## Task details
Draw out every line with the word "Revolvers" from the listing below.

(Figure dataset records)
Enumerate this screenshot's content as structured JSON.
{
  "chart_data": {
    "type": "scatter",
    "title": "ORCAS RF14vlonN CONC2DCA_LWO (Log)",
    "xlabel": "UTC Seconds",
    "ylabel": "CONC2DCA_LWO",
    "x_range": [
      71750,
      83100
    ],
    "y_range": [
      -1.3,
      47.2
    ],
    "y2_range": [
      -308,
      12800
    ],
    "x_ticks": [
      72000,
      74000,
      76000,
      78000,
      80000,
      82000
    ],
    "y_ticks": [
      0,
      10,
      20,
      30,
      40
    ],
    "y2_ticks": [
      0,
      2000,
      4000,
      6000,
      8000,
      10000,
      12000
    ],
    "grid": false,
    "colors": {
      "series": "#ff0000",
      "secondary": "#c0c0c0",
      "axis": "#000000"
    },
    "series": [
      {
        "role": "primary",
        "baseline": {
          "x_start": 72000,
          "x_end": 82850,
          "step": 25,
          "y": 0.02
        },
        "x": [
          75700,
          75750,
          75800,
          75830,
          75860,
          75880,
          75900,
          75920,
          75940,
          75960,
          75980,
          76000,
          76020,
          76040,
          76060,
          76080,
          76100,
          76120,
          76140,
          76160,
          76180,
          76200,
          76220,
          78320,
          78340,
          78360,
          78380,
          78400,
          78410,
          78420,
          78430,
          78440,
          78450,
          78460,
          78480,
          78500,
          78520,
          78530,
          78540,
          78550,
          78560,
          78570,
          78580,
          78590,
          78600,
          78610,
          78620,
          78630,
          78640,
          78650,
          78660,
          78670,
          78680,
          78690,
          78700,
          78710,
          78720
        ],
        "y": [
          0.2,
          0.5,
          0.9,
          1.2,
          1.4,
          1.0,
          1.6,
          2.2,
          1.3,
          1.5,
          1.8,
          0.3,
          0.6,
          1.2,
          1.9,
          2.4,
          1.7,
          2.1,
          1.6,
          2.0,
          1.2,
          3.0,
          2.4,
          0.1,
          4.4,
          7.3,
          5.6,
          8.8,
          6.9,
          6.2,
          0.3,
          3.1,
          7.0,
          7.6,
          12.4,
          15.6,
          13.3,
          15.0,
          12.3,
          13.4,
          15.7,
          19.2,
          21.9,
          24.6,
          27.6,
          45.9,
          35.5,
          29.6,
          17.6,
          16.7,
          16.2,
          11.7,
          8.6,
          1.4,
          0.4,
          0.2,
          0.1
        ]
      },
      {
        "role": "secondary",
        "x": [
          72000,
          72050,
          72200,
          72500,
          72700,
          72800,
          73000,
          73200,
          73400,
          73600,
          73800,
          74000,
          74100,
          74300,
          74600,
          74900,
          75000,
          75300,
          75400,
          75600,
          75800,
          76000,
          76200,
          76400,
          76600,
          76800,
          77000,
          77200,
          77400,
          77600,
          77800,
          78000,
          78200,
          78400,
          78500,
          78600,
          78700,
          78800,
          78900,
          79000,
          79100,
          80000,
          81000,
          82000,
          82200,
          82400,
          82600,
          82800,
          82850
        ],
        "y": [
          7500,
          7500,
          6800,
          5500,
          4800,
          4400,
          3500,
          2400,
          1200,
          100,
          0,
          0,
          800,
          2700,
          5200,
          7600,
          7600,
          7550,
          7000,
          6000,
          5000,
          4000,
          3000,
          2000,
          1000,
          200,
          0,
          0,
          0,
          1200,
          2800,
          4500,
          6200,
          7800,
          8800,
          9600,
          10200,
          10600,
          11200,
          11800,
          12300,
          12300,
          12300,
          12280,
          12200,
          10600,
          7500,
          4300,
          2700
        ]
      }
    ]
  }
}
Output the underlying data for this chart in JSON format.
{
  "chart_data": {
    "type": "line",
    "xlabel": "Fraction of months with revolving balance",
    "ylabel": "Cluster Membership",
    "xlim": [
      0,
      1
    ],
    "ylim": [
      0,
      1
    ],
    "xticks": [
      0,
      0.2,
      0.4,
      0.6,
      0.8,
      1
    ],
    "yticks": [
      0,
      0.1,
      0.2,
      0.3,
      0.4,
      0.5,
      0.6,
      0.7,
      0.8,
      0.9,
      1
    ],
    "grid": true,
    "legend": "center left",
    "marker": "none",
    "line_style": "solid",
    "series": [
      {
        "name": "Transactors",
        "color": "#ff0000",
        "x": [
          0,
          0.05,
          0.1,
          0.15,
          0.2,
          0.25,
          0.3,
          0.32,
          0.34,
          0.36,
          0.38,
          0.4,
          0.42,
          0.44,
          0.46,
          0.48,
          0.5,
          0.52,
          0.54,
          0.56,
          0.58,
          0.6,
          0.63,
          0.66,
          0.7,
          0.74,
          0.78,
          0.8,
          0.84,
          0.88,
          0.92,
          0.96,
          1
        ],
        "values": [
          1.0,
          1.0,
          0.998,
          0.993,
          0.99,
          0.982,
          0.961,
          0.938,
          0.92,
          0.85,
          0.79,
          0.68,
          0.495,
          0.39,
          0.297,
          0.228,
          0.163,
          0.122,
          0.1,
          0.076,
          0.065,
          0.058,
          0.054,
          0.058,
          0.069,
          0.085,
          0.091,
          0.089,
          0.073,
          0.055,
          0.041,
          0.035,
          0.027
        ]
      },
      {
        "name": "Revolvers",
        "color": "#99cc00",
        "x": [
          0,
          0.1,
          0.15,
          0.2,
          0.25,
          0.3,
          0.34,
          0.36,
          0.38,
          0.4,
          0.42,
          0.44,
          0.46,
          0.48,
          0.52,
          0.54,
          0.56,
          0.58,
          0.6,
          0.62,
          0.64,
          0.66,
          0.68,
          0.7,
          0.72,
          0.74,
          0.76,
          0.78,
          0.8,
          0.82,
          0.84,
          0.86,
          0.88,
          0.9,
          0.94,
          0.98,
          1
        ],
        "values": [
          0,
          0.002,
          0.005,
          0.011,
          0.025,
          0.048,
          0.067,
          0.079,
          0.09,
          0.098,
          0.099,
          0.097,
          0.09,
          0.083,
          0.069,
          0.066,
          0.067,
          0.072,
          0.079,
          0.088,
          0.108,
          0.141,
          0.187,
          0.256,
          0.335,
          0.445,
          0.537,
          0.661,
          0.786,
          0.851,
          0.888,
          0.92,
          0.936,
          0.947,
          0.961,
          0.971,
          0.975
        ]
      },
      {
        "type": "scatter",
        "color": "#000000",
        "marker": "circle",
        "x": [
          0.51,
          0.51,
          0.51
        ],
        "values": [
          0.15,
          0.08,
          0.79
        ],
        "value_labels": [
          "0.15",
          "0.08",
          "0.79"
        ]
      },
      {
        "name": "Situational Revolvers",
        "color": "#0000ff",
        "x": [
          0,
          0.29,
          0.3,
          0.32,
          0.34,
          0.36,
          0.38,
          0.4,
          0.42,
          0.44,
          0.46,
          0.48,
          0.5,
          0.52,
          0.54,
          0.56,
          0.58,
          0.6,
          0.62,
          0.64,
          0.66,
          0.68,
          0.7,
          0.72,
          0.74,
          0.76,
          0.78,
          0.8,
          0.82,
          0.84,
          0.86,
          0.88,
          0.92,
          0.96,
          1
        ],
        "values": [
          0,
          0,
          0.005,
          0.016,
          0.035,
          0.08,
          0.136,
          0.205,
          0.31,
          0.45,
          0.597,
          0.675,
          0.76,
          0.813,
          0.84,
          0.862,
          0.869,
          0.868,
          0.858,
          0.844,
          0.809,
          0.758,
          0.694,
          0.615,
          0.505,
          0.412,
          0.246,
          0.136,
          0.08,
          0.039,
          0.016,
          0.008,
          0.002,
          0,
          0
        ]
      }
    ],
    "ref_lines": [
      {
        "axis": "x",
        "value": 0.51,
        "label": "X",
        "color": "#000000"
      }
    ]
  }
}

## Answer to this problem
        "name": "Revolvers",
        "name": "Situational Revolvers",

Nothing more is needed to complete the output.